## Data entries

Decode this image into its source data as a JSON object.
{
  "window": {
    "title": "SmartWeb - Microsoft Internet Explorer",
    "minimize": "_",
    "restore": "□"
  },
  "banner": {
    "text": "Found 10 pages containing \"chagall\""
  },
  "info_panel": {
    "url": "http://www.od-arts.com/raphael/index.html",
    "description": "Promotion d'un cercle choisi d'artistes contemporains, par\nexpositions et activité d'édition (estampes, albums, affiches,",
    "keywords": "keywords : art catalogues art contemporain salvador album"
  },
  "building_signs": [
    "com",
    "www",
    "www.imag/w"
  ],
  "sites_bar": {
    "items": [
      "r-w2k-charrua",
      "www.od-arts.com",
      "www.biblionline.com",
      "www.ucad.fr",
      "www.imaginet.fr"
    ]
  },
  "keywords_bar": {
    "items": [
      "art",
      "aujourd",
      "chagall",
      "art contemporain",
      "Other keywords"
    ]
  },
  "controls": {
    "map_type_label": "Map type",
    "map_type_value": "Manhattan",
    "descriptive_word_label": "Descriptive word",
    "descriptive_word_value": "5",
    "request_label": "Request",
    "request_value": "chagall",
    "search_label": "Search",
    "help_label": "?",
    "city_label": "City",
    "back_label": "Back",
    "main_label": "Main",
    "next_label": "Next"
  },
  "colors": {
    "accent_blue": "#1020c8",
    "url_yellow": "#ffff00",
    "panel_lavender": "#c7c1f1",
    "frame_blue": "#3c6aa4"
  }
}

## Task description
Pick out every line of the listing containing the word "arts", and show those lines.

## Response to the task
    "url": "http://www.od-arts.com/raphael/index.html",
      "www.od-arts.com",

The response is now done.